----- DATASET ENTRIES

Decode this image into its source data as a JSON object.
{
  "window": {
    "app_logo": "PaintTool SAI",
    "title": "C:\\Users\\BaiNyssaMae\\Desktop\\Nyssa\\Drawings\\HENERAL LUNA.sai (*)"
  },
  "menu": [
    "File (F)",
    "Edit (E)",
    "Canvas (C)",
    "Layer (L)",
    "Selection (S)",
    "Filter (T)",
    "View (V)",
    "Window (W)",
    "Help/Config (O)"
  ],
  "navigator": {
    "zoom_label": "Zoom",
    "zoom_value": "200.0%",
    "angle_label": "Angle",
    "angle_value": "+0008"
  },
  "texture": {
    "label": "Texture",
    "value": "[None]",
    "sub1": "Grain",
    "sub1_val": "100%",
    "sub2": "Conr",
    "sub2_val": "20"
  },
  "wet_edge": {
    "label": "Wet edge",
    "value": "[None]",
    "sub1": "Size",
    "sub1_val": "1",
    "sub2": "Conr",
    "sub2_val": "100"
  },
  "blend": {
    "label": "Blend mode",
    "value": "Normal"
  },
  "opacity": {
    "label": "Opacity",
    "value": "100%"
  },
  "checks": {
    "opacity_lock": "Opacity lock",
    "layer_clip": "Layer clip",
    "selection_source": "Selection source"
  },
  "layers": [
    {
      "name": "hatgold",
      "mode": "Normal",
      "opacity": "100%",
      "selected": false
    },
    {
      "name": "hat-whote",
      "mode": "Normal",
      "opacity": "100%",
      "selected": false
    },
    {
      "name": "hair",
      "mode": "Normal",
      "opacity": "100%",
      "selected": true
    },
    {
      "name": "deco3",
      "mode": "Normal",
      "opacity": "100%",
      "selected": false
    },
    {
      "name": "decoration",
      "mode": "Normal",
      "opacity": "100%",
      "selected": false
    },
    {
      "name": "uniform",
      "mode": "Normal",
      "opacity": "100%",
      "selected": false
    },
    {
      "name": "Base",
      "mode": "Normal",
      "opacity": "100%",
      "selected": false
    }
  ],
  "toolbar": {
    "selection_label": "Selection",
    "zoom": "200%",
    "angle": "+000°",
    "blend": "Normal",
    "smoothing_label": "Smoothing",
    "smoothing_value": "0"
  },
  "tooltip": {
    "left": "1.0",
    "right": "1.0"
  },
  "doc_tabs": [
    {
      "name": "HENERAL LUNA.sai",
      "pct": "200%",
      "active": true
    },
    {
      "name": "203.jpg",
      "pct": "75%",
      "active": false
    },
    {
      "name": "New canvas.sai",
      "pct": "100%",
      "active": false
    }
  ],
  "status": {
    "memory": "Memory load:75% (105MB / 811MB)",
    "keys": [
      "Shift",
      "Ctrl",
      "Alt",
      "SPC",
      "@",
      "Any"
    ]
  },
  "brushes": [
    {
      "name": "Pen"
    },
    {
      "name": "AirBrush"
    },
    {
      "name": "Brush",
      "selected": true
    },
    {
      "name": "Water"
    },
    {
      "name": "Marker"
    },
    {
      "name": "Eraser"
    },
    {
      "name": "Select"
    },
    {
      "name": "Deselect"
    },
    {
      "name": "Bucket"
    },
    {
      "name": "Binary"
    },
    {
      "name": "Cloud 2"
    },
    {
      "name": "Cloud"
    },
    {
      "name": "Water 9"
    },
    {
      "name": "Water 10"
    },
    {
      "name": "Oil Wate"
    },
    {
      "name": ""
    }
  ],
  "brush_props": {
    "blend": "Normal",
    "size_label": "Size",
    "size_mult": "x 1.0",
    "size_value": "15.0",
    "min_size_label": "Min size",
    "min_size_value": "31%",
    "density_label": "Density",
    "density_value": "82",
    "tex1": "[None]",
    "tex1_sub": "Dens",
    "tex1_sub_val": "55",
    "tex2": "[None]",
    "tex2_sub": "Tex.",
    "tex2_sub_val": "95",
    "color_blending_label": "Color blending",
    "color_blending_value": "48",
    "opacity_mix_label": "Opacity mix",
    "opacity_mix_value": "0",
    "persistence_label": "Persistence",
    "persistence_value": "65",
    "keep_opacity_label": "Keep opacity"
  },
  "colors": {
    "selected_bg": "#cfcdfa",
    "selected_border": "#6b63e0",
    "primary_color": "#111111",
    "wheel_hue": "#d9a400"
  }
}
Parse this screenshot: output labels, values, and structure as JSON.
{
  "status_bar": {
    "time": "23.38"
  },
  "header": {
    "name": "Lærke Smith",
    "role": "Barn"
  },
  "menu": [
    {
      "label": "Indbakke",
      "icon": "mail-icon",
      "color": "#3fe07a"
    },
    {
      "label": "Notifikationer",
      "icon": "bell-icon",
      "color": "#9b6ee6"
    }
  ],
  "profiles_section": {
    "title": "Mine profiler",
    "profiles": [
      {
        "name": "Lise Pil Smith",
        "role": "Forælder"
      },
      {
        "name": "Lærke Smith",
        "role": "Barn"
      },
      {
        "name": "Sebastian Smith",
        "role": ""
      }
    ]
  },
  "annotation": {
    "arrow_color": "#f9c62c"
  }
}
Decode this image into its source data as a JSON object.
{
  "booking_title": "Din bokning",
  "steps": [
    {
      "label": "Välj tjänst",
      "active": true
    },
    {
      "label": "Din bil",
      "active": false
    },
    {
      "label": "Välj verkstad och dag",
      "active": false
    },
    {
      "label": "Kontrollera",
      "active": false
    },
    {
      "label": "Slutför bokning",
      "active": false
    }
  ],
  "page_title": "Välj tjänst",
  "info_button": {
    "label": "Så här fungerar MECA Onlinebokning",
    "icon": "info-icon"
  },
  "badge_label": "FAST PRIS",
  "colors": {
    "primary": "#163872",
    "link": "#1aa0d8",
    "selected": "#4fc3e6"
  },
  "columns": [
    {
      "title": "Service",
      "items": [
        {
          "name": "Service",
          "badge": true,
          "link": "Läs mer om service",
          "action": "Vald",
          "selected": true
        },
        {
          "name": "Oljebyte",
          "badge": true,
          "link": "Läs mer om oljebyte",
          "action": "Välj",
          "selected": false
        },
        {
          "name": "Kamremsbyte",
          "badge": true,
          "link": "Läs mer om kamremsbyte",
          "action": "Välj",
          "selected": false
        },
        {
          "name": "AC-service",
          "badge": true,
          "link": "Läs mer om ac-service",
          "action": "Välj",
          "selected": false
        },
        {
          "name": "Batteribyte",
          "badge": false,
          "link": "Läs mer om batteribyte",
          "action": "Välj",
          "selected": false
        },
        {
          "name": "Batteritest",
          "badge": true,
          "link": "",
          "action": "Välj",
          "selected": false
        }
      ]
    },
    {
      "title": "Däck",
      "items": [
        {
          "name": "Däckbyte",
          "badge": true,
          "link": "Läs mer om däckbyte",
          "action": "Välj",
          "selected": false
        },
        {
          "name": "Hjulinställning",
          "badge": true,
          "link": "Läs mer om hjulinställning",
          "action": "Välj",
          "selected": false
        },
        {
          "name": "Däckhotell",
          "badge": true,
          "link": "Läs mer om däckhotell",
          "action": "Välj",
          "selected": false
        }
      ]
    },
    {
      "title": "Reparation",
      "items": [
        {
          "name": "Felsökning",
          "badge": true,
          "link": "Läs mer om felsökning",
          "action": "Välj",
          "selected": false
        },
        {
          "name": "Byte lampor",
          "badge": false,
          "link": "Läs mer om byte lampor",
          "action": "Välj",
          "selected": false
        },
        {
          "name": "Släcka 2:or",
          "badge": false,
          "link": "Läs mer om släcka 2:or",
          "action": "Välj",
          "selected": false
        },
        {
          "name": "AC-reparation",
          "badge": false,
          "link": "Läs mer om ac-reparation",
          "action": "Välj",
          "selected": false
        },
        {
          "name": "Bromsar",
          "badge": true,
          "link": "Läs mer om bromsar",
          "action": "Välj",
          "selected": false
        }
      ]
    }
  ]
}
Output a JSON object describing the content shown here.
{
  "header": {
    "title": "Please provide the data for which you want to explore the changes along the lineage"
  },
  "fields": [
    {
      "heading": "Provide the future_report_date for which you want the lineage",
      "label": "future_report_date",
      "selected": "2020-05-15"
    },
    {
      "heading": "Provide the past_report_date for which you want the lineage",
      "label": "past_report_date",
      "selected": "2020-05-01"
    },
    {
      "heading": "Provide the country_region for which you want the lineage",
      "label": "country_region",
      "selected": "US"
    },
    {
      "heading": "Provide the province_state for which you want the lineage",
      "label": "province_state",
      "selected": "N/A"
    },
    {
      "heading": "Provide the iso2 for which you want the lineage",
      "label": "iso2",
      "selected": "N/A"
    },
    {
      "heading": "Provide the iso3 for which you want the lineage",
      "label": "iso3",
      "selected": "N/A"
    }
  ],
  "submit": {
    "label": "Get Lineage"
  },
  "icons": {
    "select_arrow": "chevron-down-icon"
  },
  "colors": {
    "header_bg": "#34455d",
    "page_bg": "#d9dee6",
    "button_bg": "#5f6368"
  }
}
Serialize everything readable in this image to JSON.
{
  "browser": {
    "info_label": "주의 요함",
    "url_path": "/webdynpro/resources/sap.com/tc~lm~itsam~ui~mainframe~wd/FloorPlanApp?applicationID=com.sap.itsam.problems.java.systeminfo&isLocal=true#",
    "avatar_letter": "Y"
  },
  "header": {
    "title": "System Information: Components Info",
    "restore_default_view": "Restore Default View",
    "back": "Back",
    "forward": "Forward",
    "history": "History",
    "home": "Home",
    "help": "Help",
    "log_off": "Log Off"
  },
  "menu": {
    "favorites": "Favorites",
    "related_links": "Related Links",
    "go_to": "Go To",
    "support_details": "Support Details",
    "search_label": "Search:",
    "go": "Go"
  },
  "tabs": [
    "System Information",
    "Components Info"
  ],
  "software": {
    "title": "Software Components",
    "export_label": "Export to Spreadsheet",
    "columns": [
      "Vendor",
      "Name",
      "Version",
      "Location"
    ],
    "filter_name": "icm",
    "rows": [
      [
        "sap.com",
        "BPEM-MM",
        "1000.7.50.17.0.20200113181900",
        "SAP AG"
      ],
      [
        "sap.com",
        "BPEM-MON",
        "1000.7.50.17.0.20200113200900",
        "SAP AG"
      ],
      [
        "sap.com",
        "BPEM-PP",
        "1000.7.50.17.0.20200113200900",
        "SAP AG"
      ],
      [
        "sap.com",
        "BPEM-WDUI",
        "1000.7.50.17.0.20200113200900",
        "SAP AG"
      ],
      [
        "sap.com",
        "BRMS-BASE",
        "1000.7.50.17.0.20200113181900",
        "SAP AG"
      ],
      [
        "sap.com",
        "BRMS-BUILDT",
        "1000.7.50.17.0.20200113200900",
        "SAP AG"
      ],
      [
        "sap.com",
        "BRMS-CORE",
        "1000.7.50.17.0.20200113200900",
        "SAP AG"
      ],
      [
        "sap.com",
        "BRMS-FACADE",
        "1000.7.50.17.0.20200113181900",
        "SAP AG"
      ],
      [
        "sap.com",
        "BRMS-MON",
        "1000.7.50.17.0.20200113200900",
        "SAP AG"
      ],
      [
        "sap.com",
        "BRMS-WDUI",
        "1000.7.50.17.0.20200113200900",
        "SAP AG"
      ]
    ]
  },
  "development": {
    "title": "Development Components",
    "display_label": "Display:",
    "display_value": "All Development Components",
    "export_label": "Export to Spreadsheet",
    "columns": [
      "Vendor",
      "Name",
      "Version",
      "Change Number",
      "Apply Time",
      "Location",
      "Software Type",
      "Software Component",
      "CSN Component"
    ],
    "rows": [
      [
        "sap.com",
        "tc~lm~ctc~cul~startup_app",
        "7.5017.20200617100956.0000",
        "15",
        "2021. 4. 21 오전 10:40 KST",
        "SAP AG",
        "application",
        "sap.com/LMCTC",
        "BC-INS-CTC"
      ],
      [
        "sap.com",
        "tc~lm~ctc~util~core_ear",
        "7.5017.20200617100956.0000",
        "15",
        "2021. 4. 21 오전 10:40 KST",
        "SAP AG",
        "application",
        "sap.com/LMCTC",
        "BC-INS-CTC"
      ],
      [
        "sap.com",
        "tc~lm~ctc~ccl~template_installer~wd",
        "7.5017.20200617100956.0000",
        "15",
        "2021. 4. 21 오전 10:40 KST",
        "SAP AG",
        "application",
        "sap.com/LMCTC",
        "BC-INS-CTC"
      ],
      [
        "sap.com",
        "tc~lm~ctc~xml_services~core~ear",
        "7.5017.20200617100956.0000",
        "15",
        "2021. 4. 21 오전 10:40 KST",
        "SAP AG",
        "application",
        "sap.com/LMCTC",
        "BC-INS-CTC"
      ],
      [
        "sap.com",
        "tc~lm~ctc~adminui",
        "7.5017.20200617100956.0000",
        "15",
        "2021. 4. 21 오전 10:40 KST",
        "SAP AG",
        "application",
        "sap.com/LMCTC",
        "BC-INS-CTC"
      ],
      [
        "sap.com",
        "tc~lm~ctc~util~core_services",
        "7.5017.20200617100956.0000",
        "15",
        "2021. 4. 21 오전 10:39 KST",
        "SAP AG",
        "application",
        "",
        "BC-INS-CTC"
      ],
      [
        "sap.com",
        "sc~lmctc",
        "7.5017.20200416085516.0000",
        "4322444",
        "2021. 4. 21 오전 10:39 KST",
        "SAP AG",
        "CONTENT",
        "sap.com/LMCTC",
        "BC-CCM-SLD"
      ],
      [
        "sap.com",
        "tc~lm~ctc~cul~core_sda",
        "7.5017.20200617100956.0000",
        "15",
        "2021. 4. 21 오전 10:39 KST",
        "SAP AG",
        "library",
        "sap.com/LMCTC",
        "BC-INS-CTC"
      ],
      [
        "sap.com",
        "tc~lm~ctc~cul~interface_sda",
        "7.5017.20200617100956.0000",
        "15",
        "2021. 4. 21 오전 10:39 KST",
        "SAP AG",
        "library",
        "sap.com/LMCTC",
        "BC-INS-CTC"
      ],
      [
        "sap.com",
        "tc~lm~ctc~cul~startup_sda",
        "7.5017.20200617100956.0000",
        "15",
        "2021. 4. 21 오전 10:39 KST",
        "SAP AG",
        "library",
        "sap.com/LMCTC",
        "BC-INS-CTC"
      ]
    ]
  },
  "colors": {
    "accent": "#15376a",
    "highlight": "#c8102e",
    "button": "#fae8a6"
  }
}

----------

> [GIVEN INSTRUCTION]
Look over the material above and show each line where "Components" appears.

> [RESPONSE]
    "title": "System Information: Components Info",
    "Components Info"
    "title": "Software Components",
    "title": "Development Components",
    "display_value": "All Development Components",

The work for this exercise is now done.